Your answer should be a single number: the count of lines in the material below that hold "commenting".

[begin Dataset rows]

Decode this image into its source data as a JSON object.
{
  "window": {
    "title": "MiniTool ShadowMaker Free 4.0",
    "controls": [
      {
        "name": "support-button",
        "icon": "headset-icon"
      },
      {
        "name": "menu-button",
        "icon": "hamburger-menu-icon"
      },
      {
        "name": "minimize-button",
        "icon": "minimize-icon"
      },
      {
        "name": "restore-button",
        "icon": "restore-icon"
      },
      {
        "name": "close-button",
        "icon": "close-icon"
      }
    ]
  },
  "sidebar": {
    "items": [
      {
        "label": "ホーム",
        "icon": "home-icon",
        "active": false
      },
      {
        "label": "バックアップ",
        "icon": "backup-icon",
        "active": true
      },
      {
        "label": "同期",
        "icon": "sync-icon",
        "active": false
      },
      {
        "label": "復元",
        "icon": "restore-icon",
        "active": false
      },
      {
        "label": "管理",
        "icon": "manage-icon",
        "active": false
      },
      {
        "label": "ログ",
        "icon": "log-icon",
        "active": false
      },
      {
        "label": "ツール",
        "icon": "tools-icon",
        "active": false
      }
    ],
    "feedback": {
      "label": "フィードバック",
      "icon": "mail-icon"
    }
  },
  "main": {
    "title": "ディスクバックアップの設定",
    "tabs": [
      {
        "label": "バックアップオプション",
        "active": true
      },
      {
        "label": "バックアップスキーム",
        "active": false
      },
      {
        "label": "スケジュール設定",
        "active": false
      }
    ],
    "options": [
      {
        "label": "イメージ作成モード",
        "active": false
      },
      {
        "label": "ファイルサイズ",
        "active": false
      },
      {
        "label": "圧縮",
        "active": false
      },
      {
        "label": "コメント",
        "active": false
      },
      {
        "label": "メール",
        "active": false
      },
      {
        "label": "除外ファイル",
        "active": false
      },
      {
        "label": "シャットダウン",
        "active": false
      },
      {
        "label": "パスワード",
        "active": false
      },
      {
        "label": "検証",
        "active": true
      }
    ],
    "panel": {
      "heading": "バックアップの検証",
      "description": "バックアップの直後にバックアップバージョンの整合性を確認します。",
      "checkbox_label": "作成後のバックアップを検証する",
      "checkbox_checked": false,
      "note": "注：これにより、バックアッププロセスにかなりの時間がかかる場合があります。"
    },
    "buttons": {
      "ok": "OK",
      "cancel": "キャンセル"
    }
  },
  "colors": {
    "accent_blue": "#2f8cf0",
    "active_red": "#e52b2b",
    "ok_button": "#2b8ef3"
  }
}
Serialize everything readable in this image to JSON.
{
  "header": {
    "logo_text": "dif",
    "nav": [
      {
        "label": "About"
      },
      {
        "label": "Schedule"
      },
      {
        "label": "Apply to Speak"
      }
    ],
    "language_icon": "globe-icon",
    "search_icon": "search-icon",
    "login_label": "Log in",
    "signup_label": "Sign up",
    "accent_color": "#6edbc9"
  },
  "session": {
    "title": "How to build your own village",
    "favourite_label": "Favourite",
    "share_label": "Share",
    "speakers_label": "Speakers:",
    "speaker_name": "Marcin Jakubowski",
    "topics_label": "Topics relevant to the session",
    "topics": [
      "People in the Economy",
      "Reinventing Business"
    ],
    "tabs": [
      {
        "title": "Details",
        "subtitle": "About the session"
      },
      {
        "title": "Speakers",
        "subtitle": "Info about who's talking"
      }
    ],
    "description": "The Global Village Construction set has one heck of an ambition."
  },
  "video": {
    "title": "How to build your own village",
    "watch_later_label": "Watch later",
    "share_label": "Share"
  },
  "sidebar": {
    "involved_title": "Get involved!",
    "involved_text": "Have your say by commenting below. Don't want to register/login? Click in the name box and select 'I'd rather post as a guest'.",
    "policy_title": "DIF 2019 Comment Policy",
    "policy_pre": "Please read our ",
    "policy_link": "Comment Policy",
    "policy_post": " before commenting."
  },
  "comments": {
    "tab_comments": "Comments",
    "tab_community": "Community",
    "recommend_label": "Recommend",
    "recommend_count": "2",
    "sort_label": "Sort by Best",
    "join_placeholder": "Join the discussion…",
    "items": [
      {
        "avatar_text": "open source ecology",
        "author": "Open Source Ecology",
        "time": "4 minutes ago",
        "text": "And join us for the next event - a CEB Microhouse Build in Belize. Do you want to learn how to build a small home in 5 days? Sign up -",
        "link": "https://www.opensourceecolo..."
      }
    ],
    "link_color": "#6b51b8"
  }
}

[end Dataset rows]

__Task answer__
2